## Dataset entries
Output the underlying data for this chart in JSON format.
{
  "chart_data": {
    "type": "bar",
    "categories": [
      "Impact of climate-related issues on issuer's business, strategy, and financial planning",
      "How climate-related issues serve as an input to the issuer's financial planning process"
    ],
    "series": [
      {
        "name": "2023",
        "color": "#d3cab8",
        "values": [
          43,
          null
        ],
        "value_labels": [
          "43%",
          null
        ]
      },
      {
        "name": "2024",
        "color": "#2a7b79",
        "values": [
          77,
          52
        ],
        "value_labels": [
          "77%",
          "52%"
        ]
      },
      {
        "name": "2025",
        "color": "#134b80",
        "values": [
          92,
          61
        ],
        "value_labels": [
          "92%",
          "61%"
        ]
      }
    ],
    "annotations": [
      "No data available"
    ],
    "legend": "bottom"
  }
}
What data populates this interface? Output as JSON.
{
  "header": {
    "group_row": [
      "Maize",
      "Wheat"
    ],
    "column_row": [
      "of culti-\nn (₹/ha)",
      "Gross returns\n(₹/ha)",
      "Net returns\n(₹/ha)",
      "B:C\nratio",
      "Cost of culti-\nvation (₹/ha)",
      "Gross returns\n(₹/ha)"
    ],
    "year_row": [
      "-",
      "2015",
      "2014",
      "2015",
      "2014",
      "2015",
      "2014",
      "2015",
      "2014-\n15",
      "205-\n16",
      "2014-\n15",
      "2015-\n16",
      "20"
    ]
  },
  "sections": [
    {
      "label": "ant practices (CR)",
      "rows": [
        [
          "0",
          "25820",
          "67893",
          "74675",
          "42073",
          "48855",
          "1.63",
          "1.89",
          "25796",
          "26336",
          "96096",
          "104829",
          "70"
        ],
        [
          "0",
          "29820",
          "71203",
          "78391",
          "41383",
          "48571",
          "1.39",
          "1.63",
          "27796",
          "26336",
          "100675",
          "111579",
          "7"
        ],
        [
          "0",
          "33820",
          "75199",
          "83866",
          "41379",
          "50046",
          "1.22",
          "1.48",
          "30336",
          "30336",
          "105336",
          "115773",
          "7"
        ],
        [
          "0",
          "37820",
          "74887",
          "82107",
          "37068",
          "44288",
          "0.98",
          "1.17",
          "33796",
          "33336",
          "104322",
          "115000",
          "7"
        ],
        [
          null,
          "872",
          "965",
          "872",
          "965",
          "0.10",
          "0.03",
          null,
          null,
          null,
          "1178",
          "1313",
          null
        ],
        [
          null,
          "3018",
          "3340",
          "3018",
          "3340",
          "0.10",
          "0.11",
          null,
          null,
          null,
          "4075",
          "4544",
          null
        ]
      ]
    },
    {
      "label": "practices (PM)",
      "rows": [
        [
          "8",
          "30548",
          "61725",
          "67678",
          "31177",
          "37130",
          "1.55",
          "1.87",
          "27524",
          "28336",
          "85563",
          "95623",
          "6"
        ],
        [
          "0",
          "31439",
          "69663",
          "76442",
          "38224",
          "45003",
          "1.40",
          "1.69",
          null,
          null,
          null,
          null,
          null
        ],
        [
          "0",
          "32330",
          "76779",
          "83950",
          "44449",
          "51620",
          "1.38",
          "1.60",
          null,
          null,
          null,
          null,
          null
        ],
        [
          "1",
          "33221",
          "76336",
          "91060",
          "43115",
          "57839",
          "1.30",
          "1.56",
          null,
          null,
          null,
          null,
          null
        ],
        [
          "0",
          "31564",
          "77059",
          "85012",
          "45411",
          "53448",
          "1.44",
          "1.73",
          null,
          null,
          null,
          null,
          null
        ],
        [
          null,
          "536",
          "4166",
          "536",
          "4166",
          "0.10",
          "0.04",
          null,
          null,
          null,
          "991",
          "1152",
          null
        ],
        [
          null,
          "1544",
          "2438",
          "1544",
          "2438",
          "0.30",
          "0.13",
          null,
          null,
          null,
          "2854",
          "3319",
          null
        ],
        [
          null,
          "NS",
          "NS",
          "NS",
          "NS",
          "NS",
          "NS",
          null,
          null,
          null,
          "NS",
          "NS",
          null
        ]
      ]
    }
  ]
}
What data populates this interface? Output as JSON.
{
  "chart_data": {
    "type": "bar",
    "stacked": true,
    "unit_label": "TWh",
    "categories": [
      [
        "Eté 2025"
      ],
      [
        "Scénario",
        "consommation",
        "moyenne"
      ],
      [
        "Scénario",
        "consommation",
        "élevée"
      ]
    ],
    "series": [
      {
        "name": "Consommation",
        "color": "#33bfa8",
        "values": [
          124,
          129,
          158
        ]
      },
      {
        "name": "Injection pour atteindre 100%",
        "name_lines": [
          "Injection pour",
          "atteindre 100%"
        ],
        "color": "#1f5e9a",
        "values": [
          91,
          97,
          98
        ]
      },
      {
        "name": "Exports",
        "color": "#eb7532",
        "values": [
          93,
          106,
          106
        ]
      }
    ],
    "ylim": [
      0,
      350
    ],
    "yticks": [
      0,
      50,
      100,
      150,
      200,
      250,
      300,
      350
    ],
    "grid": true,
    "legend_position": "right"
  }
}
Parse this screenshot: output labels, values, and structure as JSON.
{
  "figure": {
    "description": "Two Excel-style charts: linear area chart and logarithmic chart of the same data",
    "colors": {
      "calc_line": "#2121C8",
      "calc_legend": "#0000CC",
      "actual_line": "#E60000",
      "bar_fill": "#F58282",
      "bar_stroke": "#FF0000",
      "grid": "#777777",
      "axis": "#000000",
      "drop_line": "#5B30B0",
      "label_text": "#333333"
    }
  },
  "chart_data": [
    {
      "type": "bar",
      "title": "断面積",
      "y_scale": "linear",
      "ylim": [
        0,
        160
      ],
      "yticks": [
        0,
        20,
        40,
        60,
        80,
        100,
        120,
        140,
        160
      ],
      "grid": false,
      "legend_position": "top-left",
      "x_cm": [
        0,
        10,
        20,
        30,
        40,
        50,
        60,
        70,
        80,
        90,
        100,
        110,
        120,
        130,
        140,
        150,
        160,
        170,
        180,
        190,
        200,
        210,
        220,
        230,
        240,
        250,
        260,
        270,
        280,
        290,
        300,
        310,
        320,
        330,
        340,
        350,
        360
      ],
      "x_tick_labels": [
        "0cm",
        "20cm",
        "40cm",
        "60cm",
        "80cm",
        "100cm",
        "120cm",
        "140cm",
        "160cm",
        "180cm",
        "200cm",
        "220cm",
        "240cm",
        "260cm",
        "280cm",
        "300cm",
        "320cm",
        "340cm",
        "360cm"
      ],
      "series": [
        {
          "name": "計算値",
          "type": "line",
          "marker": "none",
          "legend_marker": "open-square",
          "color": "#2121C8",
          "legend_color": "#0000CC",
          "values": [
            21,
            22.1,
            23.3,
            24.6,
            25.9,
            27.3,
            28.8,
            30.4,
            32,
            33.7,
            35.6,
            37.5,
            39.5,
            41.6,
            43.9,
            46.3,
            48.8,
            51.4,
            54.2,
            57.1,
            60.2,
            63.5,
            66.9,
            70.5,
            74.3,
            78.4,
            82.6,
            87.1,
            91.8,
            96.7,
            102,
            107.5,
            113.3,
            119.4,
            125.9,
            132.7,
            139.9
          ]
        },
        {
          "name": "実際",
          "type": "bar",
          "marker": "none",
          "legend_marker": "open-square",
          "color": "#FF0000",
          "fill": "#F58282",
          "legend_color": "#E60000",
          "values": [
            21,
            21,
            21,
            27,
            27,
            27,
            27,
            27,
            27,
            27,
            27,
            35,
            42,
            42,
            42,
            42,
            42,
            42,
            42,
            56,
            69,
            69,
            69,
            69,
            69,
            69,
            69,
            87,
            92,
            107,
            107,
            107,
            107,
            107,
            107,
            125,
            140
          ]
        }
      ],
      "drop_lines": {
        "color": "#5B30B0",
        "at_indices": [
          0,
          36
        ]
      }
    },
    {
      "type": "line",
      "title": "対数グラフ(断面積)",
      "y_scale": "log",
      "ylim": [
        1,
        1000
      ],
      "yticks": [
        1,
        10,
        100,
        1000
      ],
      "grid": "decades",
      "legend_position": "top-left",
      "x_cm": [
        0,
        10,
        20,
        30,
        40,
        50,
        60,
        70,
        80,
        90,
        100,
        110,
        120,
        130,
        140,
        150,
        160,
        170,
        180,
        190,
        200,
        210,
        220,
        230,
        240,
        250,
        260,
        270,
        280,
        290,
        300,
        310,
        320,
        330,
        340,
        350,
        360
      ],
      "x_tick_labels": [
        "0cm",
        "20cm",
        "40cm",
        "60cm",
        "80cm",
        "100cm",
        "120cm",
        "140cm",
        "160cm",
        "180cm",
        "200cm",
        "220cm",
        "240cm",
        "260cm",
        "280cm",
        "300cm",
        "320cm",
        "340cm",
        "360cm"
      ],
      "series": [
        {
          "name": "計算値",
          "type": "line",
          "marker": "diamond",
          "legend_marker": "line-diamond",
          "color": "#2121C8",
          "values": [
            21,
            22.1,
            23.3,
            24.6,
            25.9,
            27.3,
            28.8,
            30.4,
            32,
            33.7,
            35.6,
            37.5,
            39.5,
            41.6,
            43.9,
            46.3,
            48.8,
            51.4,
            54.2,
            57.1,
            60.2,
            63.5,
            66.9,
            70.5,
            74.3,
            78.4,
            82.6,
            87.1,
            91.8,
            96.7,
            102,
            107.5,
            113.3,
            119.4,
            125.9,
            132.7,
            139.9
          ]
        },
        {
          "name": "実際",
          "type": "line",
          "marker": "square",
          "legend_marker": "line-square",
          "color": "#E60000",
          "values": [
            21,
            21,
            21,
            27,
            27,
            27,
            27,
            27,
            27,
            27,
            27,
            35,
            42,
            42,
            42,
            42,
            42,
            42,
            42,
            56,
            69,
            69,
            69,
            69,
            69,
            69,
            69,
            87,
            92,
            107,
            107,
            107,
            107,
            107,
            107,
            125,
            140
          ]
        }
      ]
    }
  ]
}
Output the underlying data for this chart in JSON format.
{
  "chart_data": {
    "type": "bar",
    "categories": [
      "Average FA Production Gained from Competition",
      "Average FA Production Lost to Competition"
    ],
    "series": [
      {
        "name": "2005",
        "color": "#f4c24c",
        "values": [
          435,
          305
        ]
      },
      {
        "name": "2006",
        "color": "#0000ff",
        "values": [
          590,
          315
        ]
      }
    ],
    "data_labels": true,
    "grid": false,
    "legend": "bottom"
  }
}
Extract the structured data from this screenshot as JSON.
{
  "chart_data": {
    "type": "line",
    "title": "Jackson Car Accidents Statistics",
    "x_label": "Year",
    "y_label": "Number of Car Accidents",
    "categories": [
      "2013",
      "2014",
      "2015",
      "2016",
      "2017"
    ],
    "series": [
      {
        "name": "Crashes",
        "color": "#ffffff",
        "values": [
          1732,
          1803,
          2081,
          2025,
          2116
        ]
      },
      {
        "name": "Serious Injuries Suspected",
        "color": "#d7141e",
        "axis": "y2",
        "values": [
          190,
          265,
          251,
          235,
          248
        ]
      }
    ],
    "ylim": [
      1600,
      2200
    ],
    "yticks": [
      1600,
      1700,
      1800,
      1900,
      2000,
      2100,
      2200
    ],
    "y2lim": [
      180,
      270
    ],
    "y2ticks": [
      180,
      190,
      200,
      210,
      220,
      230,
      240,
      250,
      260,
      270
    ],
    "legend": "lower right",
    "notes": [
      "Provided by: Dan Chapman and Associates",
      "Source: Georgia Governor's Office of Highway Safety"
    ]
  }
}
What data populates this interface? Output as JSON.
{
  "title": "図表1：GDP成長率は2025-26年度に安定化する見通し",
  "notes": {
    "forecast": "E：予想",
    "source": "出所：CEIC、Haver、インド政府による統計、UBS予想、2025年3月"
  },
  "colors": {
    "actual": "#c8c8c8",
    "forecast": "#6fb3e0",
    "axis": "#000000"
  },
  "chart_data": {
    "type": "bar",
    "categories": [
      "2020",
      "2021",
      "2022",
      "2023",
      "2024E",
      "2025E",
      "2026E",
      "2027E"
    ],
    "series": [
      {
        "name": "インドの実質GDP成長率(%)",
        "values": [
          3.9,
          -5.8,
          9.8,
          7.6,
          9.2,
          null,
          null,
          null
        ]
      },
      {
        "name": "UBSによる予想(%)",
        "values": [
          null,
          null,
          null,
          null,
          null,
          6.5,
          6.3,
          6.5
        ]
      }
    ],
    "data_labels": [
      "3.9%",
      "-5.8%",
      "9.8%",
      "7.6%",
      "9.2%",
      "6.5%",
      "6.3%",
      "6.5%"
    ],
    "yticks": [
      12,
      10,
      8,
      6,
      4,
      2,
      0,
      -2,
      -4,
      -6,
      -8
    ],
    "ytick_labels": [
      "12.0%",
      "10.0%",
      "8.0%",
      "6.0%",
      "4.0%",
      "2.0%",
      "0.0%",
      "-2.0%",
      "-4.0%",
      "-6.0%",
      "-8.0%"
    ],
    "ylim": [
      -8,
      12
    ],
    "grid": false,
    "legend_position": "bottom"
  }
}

## Task objective
Where a line holds "linear", copy that line.

## Task response
    "description": "Two Excel-style charts: linear area chart and logarithmic chart of the same data",
      "y_scale": "linear",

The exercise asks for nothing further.